→ STATED TASK
Extract the records in full, leaving every picture out.

→ PROVIDED ENTRIES
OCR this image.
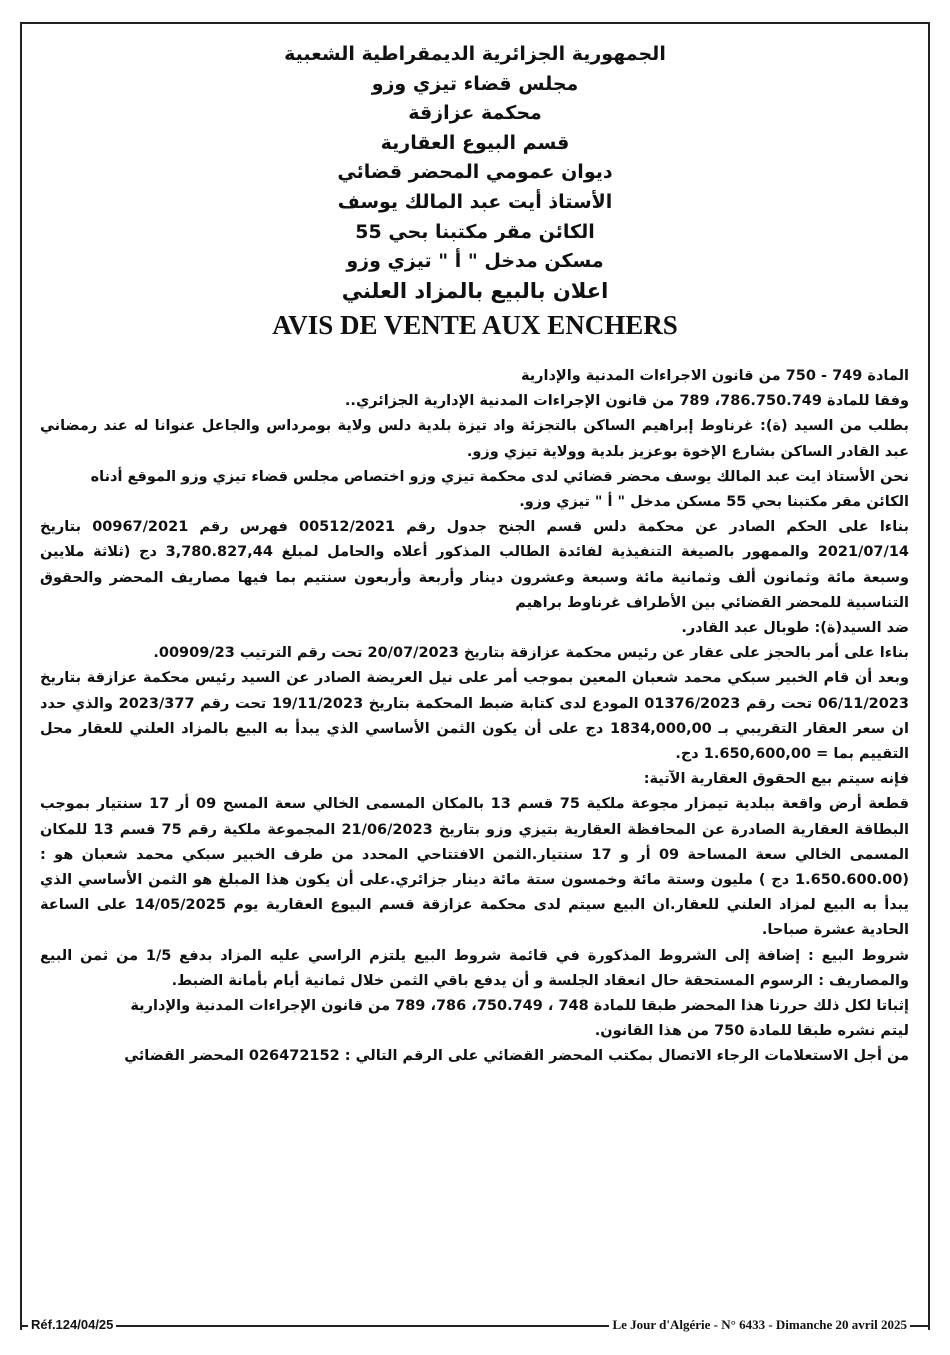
الجمهورية الجزائرية الديمقراطية الشعبية
مجلس قضاء تيزي وزو
محكمة عزازقة
قسم البيوع العقارية
ديوان عمومي المحضر قضائي
الأستاذ أيت عبد المالك يوسف
الكائن مقر مكتبنا بحي 55
مسكن مدخل " أ " تيزي وزو
اعلان بالبيع بالمزاد العلني
AVIS DE VENTE AUX ENCHERS

المادة 749 - 750 من قانون الاجراءات المدنية والإدارية

وفقا للمادة 786.750.749، 789 من قانون الإجراءات المدنية الإدارية الجزائري..

بطلب من السيد (ة): غرناوط إبراهيم الساكن بالتجزئة واد تيزة بلدية دلس ولاية بومرداس والجاعل عنوانا له عند رمضاني عبد القادر الساكن بشارع الإخوة بوعزيز بلدية وولاية تيزي وزو.

نحن الأستاذ ايت عبد المالك يوسف محضر قضائي لدى محكمة تيزي وزو اختصاص مجلس قضاء تيزي وزو الموقع أدناه

الكائن مقر مكتبنا بحي 55 مسكن مدخل " أ " تيزي وزو.

بناءا على الحكم الصادر عن محكمة دلس قسم الجنح جدول رقم 00512/2021 فهرس رقم 00967/2021 بتاريخ 2021/07/14 والممهور بالصيغة التنفيذية لفائدة الطالب المذكور أعلاه والحامل لمبلغ 3,780.827,44 دج (ثلاثة ملايين وسبعة مائة وثمانون ألف وثمانية مائة وسبعة وعشرون دينار وأربعة وأربعون سنتيم بما فيها مصاريف المحضر والحقوق التناسبية للمحضر القضائي بين الأطراف غرناوط براهيم

ضد السيد(ة): طوبال عبد القادر.

بناءا على أمر بالحجز على عقار عن رئيس محكمة عزازقة بتاريخ 20/07/2023 تحت رقم الترتيب 00909/23.

وبعد أن قام الخبير سبكي محمد شعبان المعين بموجب أمر على نيل العريضة الصادر عن السيد رئيس محكمة عزازقة بتاريخ 06/11/2023 تحت رقم 01376/2023 المودع لدى كتابة ضبط المحكمة بتاريخ 19/11/2023 تحت رقم 2023/377 والذي حدد ان سعر العقار التقريبي بـ 1834,000,00 دج على أن يكون الثمن الأساسي الذي يبدأ به البيع بالمزاد العلني للعقار محل التقييم بما = 1.650,600,00 دج.

فإنه سيتم بيع الحقوق العقارية الآتية:

قطعة أرض واقعة ببلدية تيمزار مجوعة ملكية 75 قسم 13 بالمكان المسمى الخالي سعة المسح 09 أر 17 سنتيار بموجب البطاقة العقارية الصادرة عن المحافظة العقارية بتيزي وزو بتاريخ 21/06/2023 المجموعة ملكية رقم 75 قسم 13 للمكان المسمى الخالي سعة المساحة 09 أر و 17 سنتيار.الثمن الافتتاحي المحدد من طرف الخبير سبكي محمد شعبان هو : (1.650.600.00 دج ) مليون وستة مائة وخمسون ستة مائة دينار جزائري.على أن يكون هذا المبلغ هو الثمن الأساسي الذي يبدأ به البيع لمزاد العلني للعقار.ان البيع سيتم لدى محكمة عزازقة قسم البيوع العقارية يوم 14/05/2025 على الساعة الحادية عشرة صباحا.

شروط البيع : إضافة إلى الشروط المذكورة في قائمة شروط البيع يلتزم الراسي عليه المزاد بدفع 1/5 من ثمن البيع والمصاريف : الرسوم المستحقة حال انعقاد الجلسة و أن يدفع باقي الثمن خلال ثمانية أيام بأمانة الضبط.

إثباتا لكل ذلك حررنا هذا المحضر طبقا للمادة 748 ، 750.749، 786، 789 من قانون الإجراءات المدنية والإدارية

ليتم نشره طبقا للمادة 750 من هذا القانون.

من أجل الاستعلامات الرجاء الاتصال بمكتب المحضر القضائي على الرقم التالي : 026472152 المحضر القضائي

Réf.124/04/25	Le Jour d'Algérie - N° 6433 - Dimanche 20 avril 2025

→ TASK SOLUTION
OCR this image.
الجمهورية الجزائرية الديمقراطية الشعبية
مجلس قضاء تيزي وزو
محكمة عزازقة
قسم البيوع العقارية
ديوان عمومي المحضر قضائي
الأستاذ أيت عبد المالك يوسف
الكائن مقر مكتبنا بحي 55
مسكن مدخل " أ " تيزي وزو
اعلان بالبيع بالمزاد العلني
AVIS DE VENTE AUX ENCHERS

المادة 749 - 750 من قانون الاجراءات المدنية والإدارية

وفقا للمادة 786.750.749، 789 من قانون الإجراءات المدنية الإدارية الجزائري..

بطلب من السيد (ة): غرناوط إبراهيم الساكن بالتجزئة واد تيزة بلدية دلس ولاية بومرداس والجاعل عنوانا له عند رمضاني عبد القادر الساكن بشارع الإخوة بوعزيز بلدية وولاية تيزي وزو.

نحن الأستاذ ايت عبد المالك يوسف محضر قضائي لدى محكمة تيزي وزو اختصاص مجلس قضاء تيزي وزو الموقع أدناه

الكائن مقر مكتبنا بحي 55 مسكن مدخل " أ " تيزي وزو.

بناءا على الحكم الصادر عن محكمة دلس قسم الجنح جدول رقم 00512/2021 فهرس رقم 00967/2021 بتاريخ 2021/07/14 والممهور بالصيغة التنفيذية لفائدة الطالب المذكور أعلاه والحامل لمبلغ 3,780.827,44 دج (ثلاثة ملايين وسبعة مائة وثمانون ألف وثمانية مائة وسبعة وعشرون دينار وأربعة وأربعون سنتيم بما فيها مصاريف المحضر والحقوق التناسبية للمحضر القضائي بين الأطراف غرناوط براهيم

ضد السيد(ة): طوبال عبد القادر.

بناءا على أمر بالحجز على عقار عن رئيس محكمة عزازقة بتاريخ 20/07/2023 تحت رقم الترتيب 00909/23.

وبعد أن قام الخبير سبكي محمد شعبان المعين بموجب أمر على نيل العريضة الصادر عن السيد رئيس محكمة عزازقة بتاريخ 06/11/2023 تحت رقم 01376/2023 المودع لدى كتابة ضبط المحكمة بتاريخ 19/11/2023 تحت رقم 2023/377 والذي حدد ان سعر العقار التقريبي بـ 1834,000,00 دج على أن يكون الثمن الأساسي الذي يبدأ به البيع بالمزاد العلني للعقار محل التقييم بما = 1.650,600,00 دج.

فإنه سيتم بيع الحقوق العقارية الآتية:

قطعة أرض واقعة ببلدية تيمزار مجوعة ملكية 75 قسم 13 بالمكان المسمى الخالي سعة المسح 09 أر 17 سنتيار بموجب البطاقة العقارية الصادرة عن المحافظة العقارية بتيزي وزو بتاريخ 21/06/2023 المجموعة ملكية رقم 75 قسم 13 للمكان المسمى الخالي سعة المساحة 09 أر و 17 سنتيار.الثمن الافتتاحي المحدد من طرف الخبير سبكي محمد شعبان هو : (1.650.600.00 دج ) مليون وستة مائة وخمسون ستة مائة دينار جزائري.على أن يكون هذا المبلغ هو الثمن الأساسي الذي يبدأ به البيع لمزاد العلني للعقار.ان البيع سيتم لدى محكمة عزازقة قسم البيوع العقارية يوم 14/05/2025 على الساعة الحادية عشرة صباحا.

شروط البيع : إضافة إلى الشروط المذكورة في قائمة شروط البيع يلتزم الراسي عليه المزاد بدفع 1/5 من ثمن البيع والمصاريف : الرسوم المستحقة حال انعقاد الجلسة و أن يدفع باقي الثمن خلال ثمانية أيام بأمانة الضبط.

إثباتا لكل ذلك حررنا هذا المحضر طبقا للمادة 748 ، 750.749، 786، 789 من قانون الإجراءات المدنية والإدارية

ليتم نشره طبقا للمادة 750 من هذا القانون.

من أجل الاستعلامات الرجاء الاتصال بمكتب المحضر القضائي على الرقم التالي : 026472152 المحضر القضائي

Réf.124/04/25	Le Jour d'Algérie - N° 6433 - Dimanche 20 avril 2025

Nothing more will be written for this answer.